* _Your goal_
From the listing below, pull out every line where the string "Африки" appears.

* _Input for this task_
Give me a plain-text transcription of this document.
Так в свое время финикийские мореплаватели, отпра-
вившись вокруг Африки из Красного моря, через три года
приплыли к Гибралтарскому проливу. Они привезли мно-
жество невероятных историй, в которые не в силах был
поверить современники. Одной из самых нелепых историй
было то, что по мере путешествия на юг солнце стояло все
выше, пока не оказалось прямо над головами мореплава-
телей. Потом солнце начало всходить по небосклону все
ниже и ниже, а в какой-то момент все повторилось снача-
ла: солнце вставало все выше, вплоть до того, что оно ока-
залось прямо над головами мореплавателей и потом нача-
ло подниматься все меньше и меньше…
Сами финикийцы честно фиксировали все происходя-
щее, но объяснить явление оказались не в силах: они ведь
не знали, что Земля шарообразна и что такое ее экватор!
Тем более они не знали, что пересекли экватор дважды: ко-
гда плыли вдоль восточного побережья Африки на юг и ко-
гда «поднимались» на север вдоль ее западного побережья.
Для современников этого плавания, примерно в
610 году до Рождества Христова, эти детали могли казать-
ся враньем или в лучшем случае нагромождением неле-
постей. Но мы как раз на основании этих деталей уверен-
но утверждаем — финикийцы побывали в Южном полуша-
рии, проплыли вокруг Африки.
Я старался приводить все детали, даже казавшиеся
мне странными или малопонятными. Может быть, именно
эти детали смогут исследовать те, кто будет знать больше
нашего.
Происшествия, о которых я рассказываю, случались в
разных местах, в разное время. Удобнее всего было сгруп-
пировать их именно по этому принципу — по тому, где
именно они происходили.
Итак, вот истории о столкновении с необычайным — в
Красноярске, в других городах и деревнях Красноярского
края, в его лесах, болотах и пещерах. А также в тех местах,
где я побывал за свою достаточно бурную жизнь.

* _Exercise output_
вившись вокруг Африки из Красного моря, через три года
гда плыли вдоль восточного побережья Африки на юг и ко-
рии, проплыли вокруг Африки.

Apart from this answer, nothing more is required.